## Source text
►
Town angered as Michigan Republican pleads ignorance to husband’s ultra-right career

Chris Booth, Image via Screengrab / YouTube @TheNullEthic.
A Michigan Republican who was elected treasurer of Maple Valley Township in Montcalm County last year says she didn't realize her husband was a neo-Nazi until she was contacted by a reporter for the British newspaper The Guardian over the summer about a racist, antisemitic YouTube channel he founded, according to Michigan Live.
That channel, called Shameless Sperg, featured videos with titles like “Why I Hate Jews” and “Black Crime Matters.”
“There were signs,” said Meg Booth. “I’m not going to say there weren’t, but had he declared himself a National Socialist to me? No. It’s not something that we discuss at the dinner table.”
Booth said she never watched the videos he posted — in which he said America “was built by and for white people” and talked about Nazis in the 1930s breaking “the chains of Jewish tyranny in Germany” — until they "became an issue."
◄
## Set task A
Answer these from the article about the Michigan township treasurer:
(i) Of which township and county was Meg Booth elected treasurer?
(ii) What was the name of the YouTube channel her husband founded?
(iii) For which newspaper did the reporter who contacted her work?
## Set task B
Write the next few paragraphs of the article about the Michigan township treasurer, picking up after its final sentence.
The listing that comes next has no connection to the article about the Michigan township treasurer.

## Excerpted data
►
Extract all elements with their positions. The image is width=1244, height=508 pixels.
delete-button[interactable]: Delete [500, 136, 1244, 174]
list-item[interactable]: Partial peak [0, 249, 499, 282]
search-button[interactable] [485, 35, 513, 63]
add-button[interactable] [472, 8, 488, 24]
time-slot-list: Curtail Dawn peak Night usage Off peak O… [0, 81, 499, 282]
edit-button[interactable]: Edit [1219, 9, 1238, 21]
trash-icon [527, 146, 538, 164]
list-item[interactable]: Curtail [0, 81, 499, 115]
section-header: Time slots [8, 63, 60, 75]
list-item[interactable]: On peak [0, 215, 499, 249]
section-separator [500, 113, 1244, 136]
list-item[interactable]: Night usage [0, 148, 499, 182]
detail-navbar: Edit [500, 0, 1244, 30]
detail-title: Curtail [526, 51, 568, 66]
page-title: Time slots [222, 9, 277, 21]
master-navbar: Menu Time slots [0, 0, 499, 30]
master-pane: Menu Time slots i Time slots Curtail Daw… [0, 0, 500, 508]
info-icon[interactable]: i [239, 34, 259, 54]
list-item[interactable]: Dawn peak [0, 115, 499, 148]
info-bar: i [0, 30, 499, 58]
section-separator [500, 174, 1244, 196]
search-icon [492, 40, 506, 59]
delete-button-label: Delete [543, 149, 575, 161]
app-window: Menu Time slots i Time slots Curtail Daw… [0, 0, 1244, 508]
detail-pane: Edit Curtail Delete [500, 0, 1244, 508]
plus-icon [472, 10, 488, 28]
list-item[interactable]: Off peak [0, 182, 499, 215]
◄
## Final answer A
(i) Maple Valley Township in Montcalm County
(ii) Shameless Sperg
(iii) The Guardian

## Final answer B
It wasn't until The Guardian published its story in August, in which it said "Chris Booth’s channel – rife with neo-Nazi ideology, antisemitism and racism – garnered 2.3m views and likely thousands of dollars from YouTube in about two months," when the community that elected his wife called her job into question.
"The question that is still splitting the community is whether Booth has provided adequate assurances that she will do her job without prejudice and it’s time to move on or whether the township needs a more potent reckoning with what it means to have a neo-Nazi in their midst," writes Michigan Live.
“I saw this happening, and I did not want Nazis to become normal, where we just go, ‘Oh, yeah, they just have a difference of opinion,’” said Tricia Wells, who chairs the township’s planning commission and is part of a group that is now planning a recall effort against Booth.
Two days after The Guardian story hit, the Maple Valley Township Board of Trustees put out a statement from their attorney that said that free speech "a fundamental, constitutional right that must be protected. It also said they “strongly condemn any statements or behaviors intended to marginalize or discriminate against any group of people.”
Meg Booth voted for it, Michigan Live says. Her husband put out his own statement that said, “I’m still going to speak the truth. I’m not sorry for anything I said. I’m not sorry for anything I’ve done. I meant every word.”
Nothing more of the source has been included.